Excerpts from a figure dataset
+ + + +

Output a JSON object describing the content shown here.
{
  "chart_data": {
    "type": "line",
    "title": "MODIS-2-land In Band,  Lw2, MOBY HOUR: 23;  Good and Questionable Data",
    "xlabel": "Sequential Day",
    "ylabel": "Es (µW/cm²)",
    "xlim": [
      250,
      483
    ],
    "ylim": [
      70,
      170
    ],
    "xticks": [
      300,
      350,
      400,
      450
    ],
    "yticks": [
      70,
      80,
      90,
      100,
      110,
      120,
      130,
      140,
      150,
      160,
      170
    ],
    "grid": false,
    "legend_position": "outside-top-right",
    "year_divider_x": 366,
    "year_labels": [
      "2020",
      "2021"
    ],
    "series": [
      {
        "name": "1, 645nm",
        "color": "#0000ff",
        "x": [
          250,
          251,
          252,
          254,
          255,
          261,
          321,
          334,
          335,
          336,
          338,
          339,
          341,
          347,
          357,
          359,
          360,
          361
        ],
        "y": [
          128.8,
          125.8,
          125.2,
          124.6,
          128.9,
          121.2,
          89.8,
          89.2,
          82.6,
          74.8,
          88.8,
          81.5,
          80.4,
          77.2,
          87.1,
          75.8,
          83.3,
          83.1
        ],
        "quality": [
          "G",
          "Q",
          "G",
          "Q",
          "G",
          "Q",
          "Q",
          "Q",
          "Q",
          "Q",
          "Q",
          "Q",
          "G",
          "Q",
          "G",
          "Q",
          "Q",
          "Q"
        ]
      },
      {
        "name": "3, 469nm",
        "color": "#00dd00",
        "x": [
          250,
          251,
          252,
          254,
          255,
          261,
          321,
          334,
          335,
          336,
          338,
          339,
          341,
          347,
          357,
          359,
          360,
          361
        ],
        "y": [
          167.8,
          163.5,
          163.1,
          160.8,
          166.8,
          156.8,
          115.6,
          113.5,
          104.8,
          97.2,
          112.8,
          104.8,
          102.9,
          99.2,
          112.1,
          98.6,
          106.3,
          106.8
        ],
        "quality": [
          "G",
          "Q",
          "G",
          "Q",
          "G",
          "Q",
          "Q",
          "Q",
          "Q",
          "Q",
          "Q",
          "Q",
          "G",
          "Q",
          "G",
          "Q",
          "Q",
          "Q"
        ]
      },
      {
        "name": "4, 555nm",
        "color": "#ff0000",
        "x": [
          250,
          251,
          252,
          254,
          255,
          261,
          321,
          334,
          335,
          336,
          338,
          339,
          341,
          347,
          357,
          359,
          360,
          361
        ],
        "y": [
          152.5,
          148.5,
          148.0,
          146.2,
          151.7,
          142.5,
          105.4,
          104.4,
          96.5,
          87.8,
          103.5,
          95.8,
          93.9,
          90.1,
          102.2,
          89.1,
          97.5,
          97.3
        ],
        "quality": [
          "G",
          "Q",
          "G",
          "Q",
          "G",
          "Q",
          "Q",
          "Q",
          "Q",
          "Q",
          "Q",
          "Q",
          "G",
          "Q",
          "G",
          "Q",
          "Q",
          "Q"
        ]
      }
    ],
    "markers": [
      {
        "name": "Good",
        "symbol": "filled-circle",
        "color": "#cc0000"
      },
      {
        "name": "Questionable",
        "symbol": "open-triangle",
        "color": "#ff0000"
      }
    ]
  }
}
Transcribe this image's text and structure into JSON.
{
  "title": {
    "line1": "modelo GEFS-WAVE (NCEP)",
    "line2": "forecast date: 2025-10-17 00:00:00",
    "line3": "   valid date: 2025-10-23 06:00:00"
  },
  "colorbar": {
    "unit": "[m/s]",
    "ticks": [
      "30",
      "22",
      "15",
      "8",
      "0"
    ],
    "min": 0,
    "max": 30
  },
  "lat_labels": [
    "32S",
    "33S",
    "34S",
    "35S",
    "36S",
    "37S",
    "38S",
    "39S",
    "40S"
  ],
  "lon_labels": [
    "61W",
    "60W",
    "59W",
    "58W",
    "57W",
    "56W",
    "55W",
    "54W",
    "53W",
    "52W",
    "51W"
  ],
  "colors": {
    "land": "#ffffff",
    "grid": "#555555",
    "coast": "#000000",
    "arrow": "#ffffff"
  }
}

+ + + +

**Work required:**
Reproduce only the lines from the line containing "Transcribe this image's" to the last line of the material above, both of those lines included.

**Solution to this problem:**
Transcribe this image's text and structure into JSON.
{
  "title": {
    "line1": "modelo GEFS-WAVE (NCEP)",
    "line2": "forecast date: 2025-10-17 00:00:00",
    "line3": "   valid date: 2025-10-23 06:00:00"
  },
  "colorbar": {
    "unit": "[m/s]",
    "ticks": [
      "30",
      "22",
      "15",
      "8",
      "0"
    ],
    "min": 0,
    "max": 30
  },
  "lat_labels": [
    "32S",
    "33S",
    "34S",
    "35S",
    "36S",
    "37S",
    "38S",
    "39S",
    "40S"
  ],
  "lon_labels": [
    "61W",
    "60W",
    "59W",
    "58W",
    "57W",
    "56W",
    "55W",
    "54W",
    "53W",
    "52W",
    "51W"
  ],
  "colors": {
    "land": "#ffffff",
    "grid": "#555555",
    "coast": "#000000",
    "arrow": "#ffffff"
  }
}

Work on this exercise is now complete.